• SOURCE MATERIAL
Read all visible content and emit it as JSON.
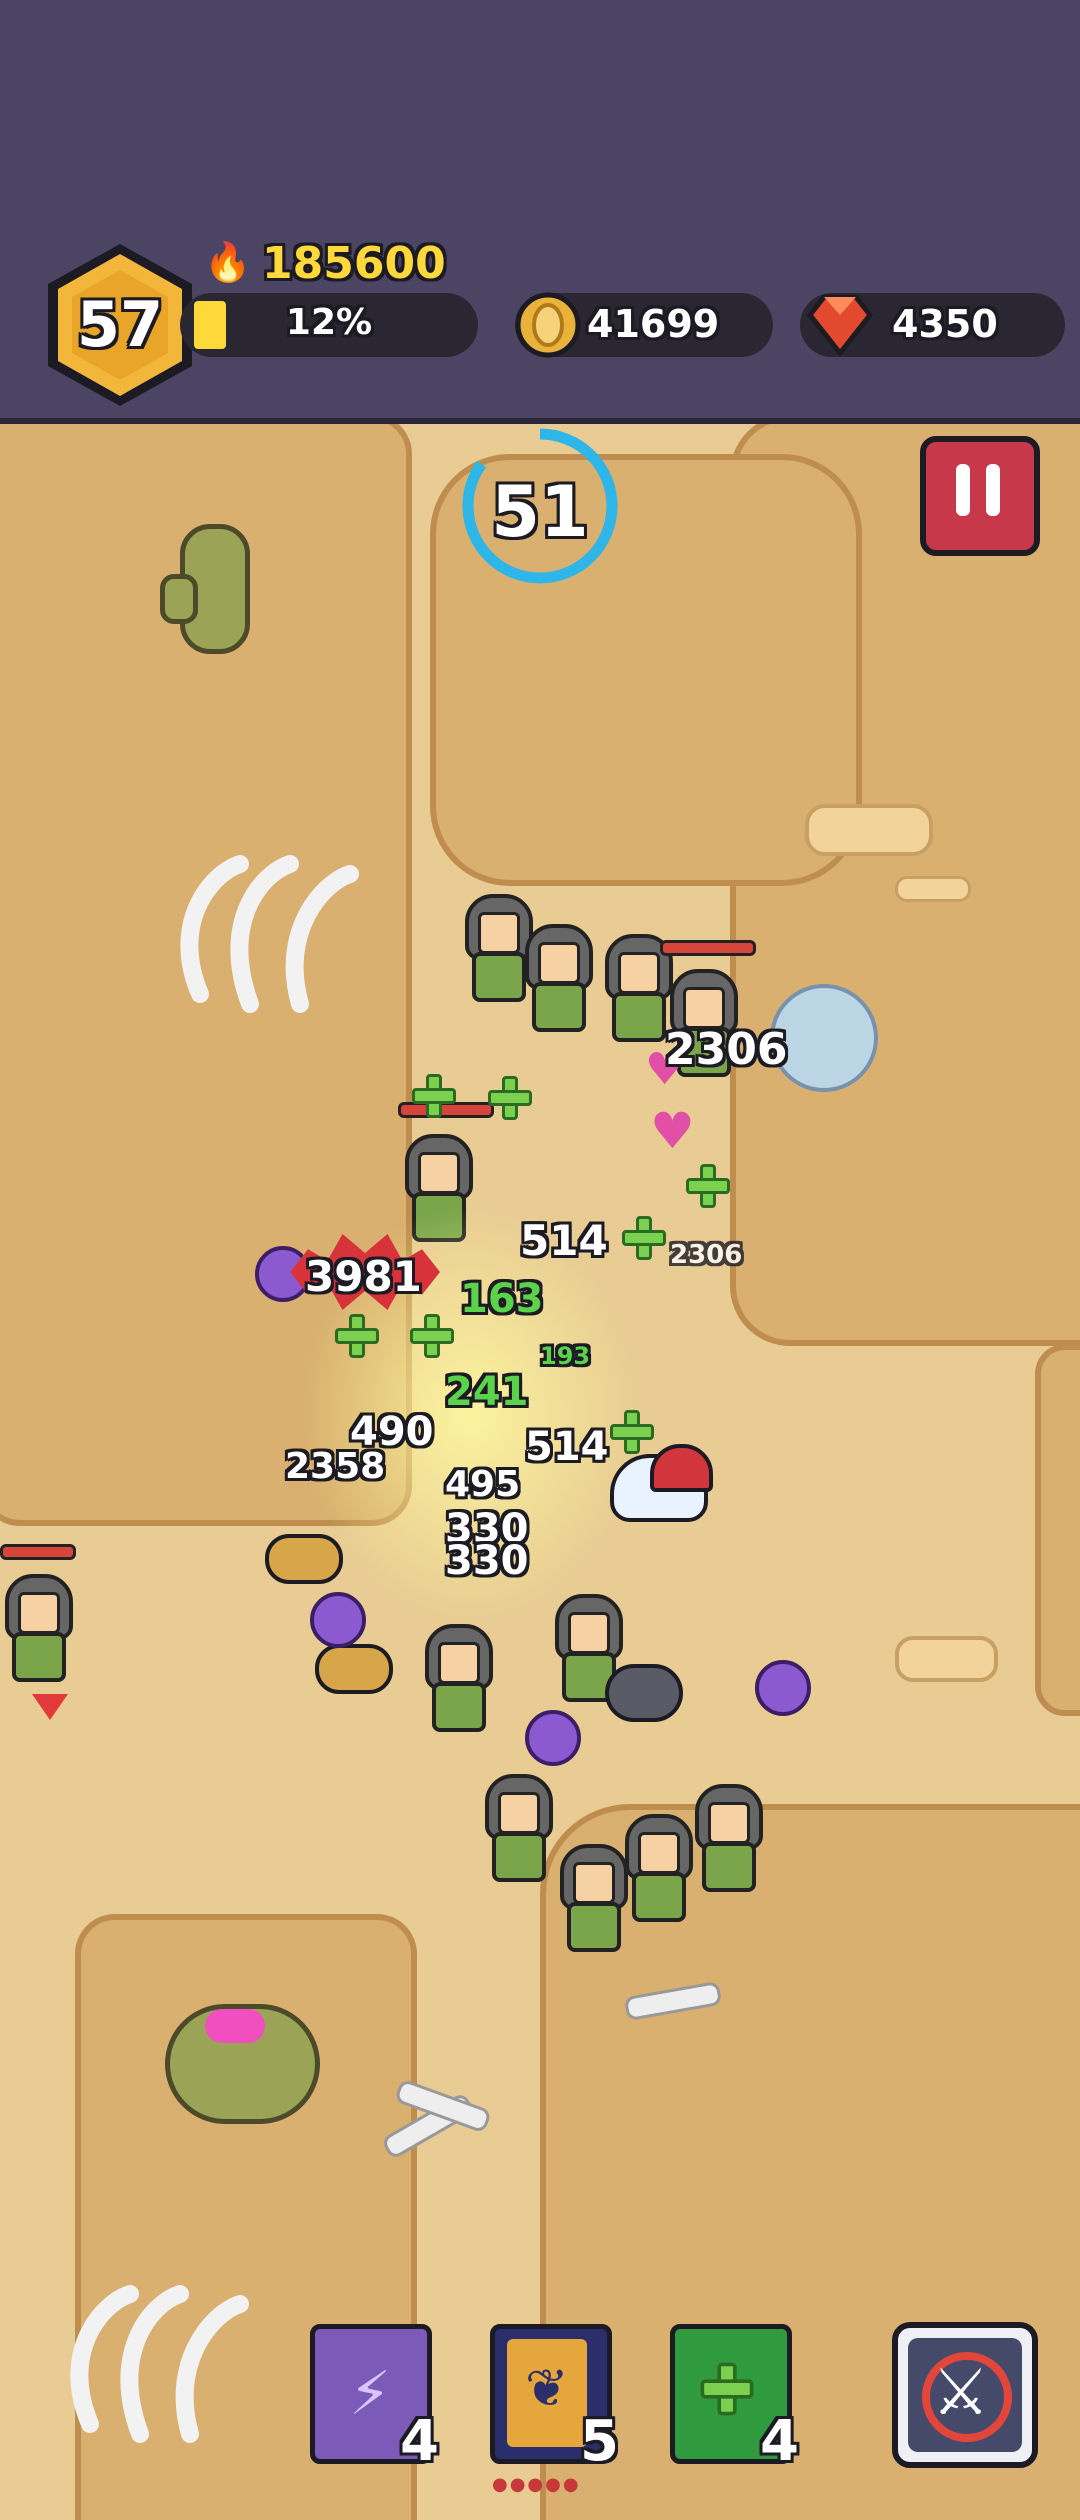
{
  "hud": {
    "level": "57",
    "power": "185600",
    "xp_percent_label": "12%",
    "xp_fraction": 0.12,
    "gold": "41699",
    "gems": "4350"
  },
  "timer": {
    "value": "51",
    "ring_fraction": 0.85
  },
  "pause_button": {
    "icon": "pause-icon"
  },
  "damage_numbers": [
    {
      "text": "2306",
      "color": "white"
    },
    {
      "text": "3981",
      "color": "white"
    },
    {
      "text": "514",
      "color": "white"
    },
    {
      "text": "2306",
      "color": "white"
    },
    {
      "text": "163",
      "color": "green"
    },
    {
      "text": "193",
      "color": "green"
    },
    {
      "text": "241",
      "color": "green"
    },
    {
      "text": "490",
      "color": "white"
    },
    {
      "text": "2358",
      "color": "white"
    },
    {
      "text": "495",
      "color": "white"
    },
    {
      "text": "514",
      "color": "white"
    },
    {
      "text": "330",
      "color": "white"
    },
    {
      "text": "330",
      "color": "white"
    }
  ],
  "skill_books": [
    {
      "name": "lightning-book",
      "color": "#7c5bb8",
      "count": "4"
    },
    {
      "name": "wing-book",
      "color": "#2a2f6b",
      "count": "5"
    },
    {
      "name": "heal-book",
      "color": "#2f9a3e",
      "count": "4"
    }
  ],
  "auto_attack_button": {
    "icon": "sword-cancel-icon"
  }
}
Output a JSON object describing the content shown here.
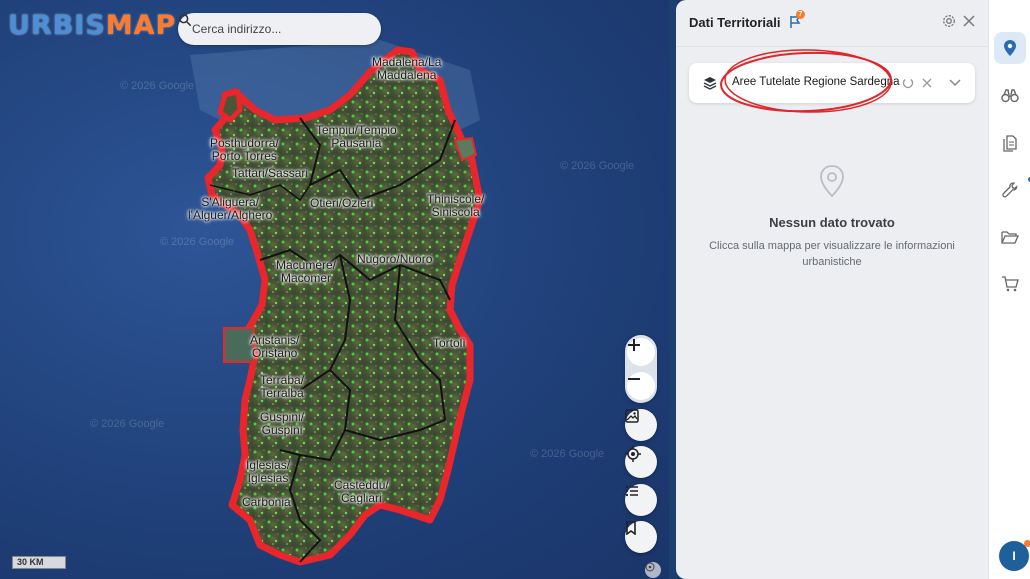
{
  "app": {
    "logo_part1": "URBIS",
    "logo_part2": "MAP"
  },
  "search": {
    "placeholder": "Cerca indirizzo..."
  },
  "map": {
    "labels": [
      "Madalena/La\nMaddalena",
      "Tempiu/Tempio\nPausania",
      "Posthudorra/\nPorto Torres",
      "Tattari/Sassari",
      "S'Aliguera/\nl'Alguer/Alghero",
      "Otieri/Ozieri",
      "Thiniscole/\nSiniscola",
      "Macumere/\nMacomer",
      "Nùgoro/Nuoro",
      "Aristanis/\nOristano",
      "Tortolì",
      "Terraba/\nTerralba",
      "Guspini/\nGuspini",
      "Iglesias/\nIglesias",
      "Casteddu/\nCagliari",
      "Carbonia"
    ],
    "watermarks": [
      "© 2026 Google",
      "© 2026 Google",
      "© 2026 Google",
      "© 2026 Google",
      "© 2026 Google"
    ],
    "scale_label": "30 KM"
  },
  "panel": {
    "title": "Dati Territoriali",
    "notification_count": "7",
    "layer_name": "Aree Tutelate Regione Sardegna",
    "empty_title": "Nessun dato trovato",
    "empty_description": "Clicca sulla mappa per visualizzare le informazioni urbanistiche"
  },
  "user": {
    "avatar_initial": "I"
  },
  "colors": {
    "accent": "#2b6cb0",
    "logo_orange": "#ff7a2b",
    "protected_area_red": "#e8262b",
    "annotation_red": "#e0262b"
  }
}
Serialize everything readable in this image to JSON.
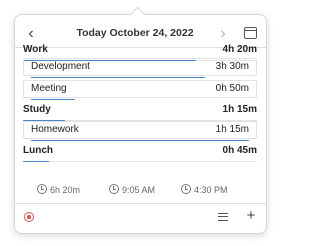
{
  "header": {
    "prev_icon": "chevron-left-icon",
    "prev_glyph": "‹",
    "title": "Today October 24, 2022",
    "next_icon": "chevron-right-icon",
    "next_glyph": "›",
    "calendar_icon": "calendar-icon"
  },
  "entries": [
    {
      "name": "Work",
      "duration": "4h 20m",
      "type": "group",
      "fraction": 0.74
    },
    {
      "name": "Development",
      "duration": "3h 30m",
      "type": "item",
      "fraction": 0.8
    },
    {
      "name": "Meeting",
      "duration": "0h 50m",
      "type": "item",
      "fraction": 0.2
    },
    {
      "name": "Study",
      "duration": "1h 15m",
      "type": "group",
      "fraction": 0.18
    },
    {
      "name": "Homework",
      "duration": "1h 15m",
      "type": "item",
      "fraction": 1.0
    },
    {
      "name": "Lunch",
      "duration": "0h 45m",
      "type": "group",
      "fraction": 0.11
    }
  ],
  "stats": {
    "total": "6h 20m",
    "start": "9:05 AM",
    "end": "4:30 PM"
  },
  "footer": {
    "record_icon": "record-icon",
    "menu_icon": "menu-icon",
    "add_icon": "plus-icon",
    "add_glyph": "+"
  },
  "colors": {
    "accent": "#4b86c8",
    "record": "#d9534f"
  }
}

• WRITTEN PROBLEM
Find the lines above that include the string "chevron" and copy them.

• EXPECTED ANSWER
    "prev_icon": "chevron-left-icon",
    "next_icon": "chevron-right-icon",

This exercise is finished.